Stated task -> Reproduce each of the rows below word for word, omitting none and altering nothing.

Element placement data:
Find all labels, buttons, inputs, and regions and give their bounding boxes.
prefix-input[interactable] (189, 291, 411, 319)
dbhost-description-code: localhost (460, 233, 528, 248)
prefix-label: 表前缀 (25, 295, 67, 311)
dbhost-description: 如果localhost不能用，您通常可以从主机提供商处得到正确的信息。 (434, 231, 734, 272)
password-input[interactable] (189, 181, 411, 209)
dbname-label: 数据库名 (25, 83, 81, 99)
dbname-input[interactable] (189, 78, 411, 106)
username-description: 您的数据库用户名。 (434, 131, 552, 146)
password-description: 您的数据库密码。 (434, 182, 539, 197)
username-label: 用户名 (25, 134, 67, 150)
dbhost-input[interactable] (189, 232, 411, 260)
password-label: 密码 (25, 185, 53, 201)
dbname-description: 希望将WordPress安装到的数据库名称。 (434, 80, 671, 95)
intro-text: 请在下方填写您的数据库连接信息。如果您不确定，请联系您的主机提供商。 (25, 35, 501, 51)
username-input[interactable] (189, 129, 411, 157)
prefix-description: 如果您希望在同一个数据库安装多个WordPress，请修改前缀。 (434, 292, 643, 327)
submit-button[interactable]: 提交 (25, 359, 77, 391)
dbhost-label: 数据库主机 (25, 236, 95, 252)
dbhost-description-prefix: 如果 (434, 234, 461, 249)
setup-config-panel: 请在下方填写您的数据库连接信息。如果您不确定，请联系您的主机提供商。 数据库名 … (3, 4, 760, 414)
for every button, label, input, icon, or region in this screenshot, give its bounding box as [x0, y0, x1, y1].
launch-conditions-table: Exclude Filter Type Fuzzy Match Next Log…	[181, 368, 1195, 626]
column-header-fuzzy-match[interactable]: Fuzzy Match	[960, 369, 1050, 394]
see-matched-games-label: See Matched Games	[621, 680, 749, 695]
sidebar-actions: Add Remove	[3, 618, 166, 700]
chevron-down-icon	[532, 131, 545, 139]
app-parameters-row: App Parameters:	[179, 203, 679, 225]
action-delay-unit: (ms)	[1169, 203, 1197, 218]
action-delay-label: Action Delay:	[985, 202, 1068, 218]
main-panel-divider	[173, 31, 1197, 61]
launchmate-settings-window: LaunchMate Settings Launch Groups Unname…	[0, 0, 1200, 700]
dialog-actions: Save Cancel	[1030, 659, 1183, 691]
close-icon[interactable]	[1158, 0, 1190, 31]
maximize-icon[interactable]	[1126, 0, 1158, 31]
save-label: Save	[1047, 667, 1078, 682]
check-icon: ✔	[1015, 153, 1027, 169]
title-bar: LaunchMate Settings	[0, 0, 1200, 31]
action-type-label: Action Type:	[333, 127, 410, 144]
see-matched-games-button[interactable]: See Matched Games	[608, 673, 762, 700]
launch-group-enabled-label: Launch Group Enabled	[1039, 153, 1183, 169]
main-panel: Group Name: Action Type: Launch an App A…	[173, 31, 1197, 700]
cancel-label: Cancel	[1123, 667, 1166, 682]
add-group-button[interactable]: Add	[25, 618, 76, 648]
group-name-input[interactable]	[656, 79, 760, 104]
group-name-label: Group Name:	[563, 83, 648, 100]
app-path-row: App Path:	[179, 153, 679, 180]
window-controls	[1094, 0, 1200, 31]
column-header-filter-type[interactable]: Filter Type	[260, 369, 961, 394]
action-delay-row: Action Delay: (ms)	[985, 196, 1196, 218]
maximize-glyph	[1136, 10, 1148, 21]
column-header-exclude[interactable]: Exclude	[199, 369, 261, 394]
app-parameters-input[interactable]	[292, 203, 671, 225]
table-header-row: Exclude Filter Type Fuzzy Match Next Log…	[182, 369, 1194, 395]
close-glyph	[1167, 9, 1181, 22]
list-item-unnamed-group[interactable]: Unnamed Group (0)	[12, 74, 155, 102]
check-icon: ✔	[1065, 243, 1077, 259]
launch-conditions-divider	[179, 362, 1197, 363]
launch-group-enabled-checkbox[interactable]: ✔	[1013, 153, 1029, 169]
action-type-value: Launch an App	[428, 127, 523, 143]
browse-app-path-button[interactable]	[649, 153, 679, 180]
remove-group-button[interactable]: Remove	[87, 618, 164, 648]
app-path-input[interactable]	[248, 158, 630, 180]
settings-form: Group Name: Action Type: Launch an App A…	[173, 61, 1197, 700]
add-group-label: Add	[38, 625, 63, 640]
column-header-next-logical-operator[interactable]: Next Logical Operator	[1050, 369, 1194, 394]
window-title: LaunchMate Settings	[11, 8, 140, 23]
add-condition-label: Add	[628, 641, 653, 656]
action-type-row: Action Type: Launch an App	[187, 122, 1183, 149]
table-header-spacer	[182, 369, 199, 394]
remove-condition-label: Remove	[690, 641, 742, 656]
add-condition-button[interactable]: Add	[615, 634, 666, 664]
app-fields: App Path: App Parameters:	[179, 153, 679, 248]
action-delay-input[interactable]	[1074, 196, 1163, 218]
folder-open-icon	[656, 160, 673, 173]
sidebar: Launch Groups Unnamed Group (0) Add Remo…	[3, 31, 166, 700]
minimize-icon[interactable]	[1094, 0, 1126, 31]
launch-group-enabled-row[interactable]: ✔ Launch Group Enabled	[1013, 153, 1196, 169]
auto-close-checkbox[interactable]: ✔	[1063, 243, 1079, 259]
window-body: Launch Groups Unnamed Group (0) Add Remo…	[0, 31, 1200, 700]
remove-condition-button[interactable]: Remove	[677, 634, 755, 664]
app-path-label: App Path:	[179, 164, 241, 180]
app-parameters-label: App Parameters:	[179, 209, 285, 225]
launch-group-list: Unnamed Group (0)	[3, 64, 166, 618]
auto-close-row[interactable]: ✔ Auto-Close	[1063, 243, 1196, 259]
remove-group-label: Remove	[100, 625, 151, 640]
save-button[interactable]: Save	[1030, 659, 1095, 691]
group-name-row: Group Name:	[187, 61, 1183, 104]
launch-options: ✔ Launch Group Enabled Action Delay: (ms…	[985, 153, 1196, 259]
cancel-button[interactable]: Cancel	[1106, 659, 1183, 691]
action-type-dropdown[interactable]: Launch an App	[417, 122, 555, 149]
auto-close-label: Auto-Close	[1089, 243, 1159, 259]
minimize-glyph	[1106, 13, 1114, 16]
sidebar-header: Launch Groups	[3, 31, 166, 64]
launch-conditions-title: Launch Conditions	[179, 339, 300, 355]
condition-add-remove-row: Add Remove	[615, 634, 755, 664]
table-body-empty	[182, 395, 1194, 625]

Result of this exercise ->
Find all labels, buttons, inputs, and regions and give their bounding boxes.
prefix-input[interactable] (189, 291, 411, 319)
dbhost-description-code: localhost (460, 233, 528, 248)
prefix-label: 表前缀 (25, 295, 67, 311)
dbhost-description: 如果localhost不能用，您通常可以从主机提供商处得到正确的信息。 (434, 231, 734, 272)
password-input[interactable] (189, 181, 411, 209)
dbname-label: 数据库名 (25, 83, 81, 99)
dbname-input[interactable] (189, 78, 411, 106)
username-description: 您的数据库用户名。 (434, 131, 552, 146)
password-description: 您的数据库密码。 (434, 182, 539, 197)
username-label: 用户名 (25, 134, 67, 150)
dbhost-input[interactable] (189, 232, 411, 260)
password-label: 密码 (25, 185, 53, 201)
dbname-description: 希望将WordPress安装到的数据库名称。 (434, 80, 671, 95)
intro-text: 请在下方填写您的数据库连接信息。如果您不确定，请联系您的主机提供商。 (25, 35, 501, 51)
username-input[interactable] (189, 129, 411, 157)
prefix-description: 如果您希望在同一个数据库安装多个WordPress，请修改前缀。 (434, 292, 643, 327)
submit-button[interactable]: 提交 (25, 359, 77, 391)
dbhost-label: 数据库主机 (25, 236, 95, 252)
dbhost-description-prefix: 如果 (434, 234, 461, 249)
setup-config-panel: 请在下方填写您的数据库连接信息。如果您不确定，请联系您的主机提供商。 数据库名 … (3, 4, 760, 414)
for every button, label, input, icon, or region in this screenshot, give its bounding box as [x0, y0, x1, y1].
launch-conditions-table: Exclude Filter Type Fuzzy Match Next Log…	[181, 368, 1195, 626]
column-header-fuzzy-match[interactable]: Fuzzy Match	[960, 369, 1050, 394]
see-matched-games-label: See Matched Games	[621, 680, 749, 695]
sidebar-actions: Add Remove	[3, 618, 166, 700]
chevron-down-icon	[532, 131, 545, 139]
app-parameters-row: App Parameters:	[179, 203, 679, 225]
action-delay-unit: (ms)	[1169, 203, 1197, 218]
action-delay-label: Action Delay:	[985, 202, 1068, 218]
main-panel-divider	[173, 31, 1197, 61]
launchmate-settings-window: LaunchMate Settings Launch Groups Unname…	[0, 0, 1200, 700]
dialog-actions: Save Cancel	[1030, 659, 1183, 691]
close-icon[interactable]	[1158, 0, 1190, 31]
maximize-icon[interactable]	[1126, 0, 1158, 31]
save-label: Save	[1047, 667, 1078, 682]
check-icon: ✔	[1015, 153, 1027, 169]
title-bar: LaunchMate Settings	[0, 0, 1200, 31]
action-type-label: Action Type:	[333, 127, 410, 144]
see-matched-games-button[interactable]: See Matched Games	[608, 673, 762, 700]
launch-group-enabled-label: Launch Group Enabled	[1039, 153, 1183, 169]
main-panel: Group Name: Action Type: Launch an App A…	[173, 31, 1197, 700]
cancel-label: Cancel	[1123, 667, 1166, 682]
add-group-button[interactable]: Add	[25, 618, 76, 648]
group-name-input[interactable]	[656, 79, 760, 104]
group-name-label: Group Name:	[563, 83, 648, 100]
app-path-row: App Path:	[179, 153, 679, 180]
window-controls	[1094, 0, 1200, 31]
column-header-filter-type[interactable]: Filter Type	[260, 369, 961, 394]
action-delay-row: Action Delay: (ms)	[985, 196, 1196, 218]
maximize-glyph	[1136, 10, 1148, 21]
column-header-exclude[interactable]: Exclude	[199, 369, 261, 394]
app-parameters-input[interactable]	[292, 203, 671, 225]
table-header-row: Exclude Filter Type Fuzzy Match Next Log…	[182, 369, 1194, 395]
close-glyph	[1167, 9, 1181, 22]
list-item-unnamed-group[interactable]: Unnamed Group (0)	[12, 74, 155, 102]
check-icon: ✔	[1065, 243, 1077, 259]
launch-conditions-divider	[179, 362, 1197, 363]
launch-group-enabled-checkbox[interactable]: ✔	[1013, 153, 1029, 169]
action-type-value: Launch an App	[428, 127, 523, 143]
browse-app-path-button[interactable]	[649, 153, 679, 180]
remove-group-button[interactable]: Remove	[87, 618, 164, 648]
app-path-input[interactable]	[248, 158, 630, 180]
settings-form: Group Name: Action Type: Launch an App A…	[173, 61, 1197, 700]
add-group-label: Add	[38, 625, 63, 640]
column-header-next-logical-operator[interactable]: Next Logical Operator	[1050, 369, 1194, 394]
window-title: LaunchMate Settings	[11, 8, 140, 23]
add-condition-label: Add	[628, 641, 653, 656]
action-type-row: Action Type: Launch an App	[187, 122, 1183, 149]
table-header-spacer	[182, 369, 199, 394]
remove-condition-label: Remove	[690, 641, 742, 656]
add-condition-button[interactable]: Add	[615, 634, 666, 664]
app-fields: App Path: App Parameters:	[179, 153, 679, 248]
action-delay-input[interactable]	[1074, 196, 1163, 218]
folder-open-icon	[656, 160, 673, 173]
sidebar: Launch Groups Unnamed Group (0) Add Remo…	[3, 31, 166, 700]
minimize-icon[interactable]	[1094, 0, 1126, 31]
launch-group-enabled-row[interactable]: ✔ Launch Group Enabled	[1013, 153, 1196, 169]
auto-close-checkbox[interactable]: ✔	[1063, 243, 1079, 259]
window-body: Launch Groups Unnamed Group (0) Add Remo…	[0, 31, 1200, 700]
remove-condition-button[interactable]: Remove	[677, 634, 755, 664]
app-path-label: App Path:	[179, 164, 241, 180]
app-parameters-label: App Parameters:	[179, 209, 285, 225]
launch-group-list: Unnamed Group (0)	[3, 64, 166, 618]
auto-close-row[interactable]: ✔ Auto-Close	[1063, 243, 1196, 259]
remove-group-label: Remove	[100, 625, 151, 640]
save-button[interactable]: Save	[1030, 659, 1095, 691]
group-name-row: Group Name:	[187, 61, 1183, 104]
launch-options: ✔ Launch Group Enabled Action Delay: (ms…	[985, 153, 1196, 259]
cancel-button[interactable]: Cancel	[1106, 659, 1183, 691]
action-type-dropdown[interactable]: Launch an App	[417, 122, 555, 149]
auto-close-label: Auto-Close	[1089, 243, 1159, 259]
minimize-glyph	[1106, 13, 1114, 16]
sidebar-header: Launch Groups	[3, 31, 166, 64]
launch-conditions-title: Launch Conditions	[179, 339, 300, 355]
condition-add-remove-row: Add Remove	[615, 634, 755, 664]
table-body-empty	[182, 395, 1194, 625]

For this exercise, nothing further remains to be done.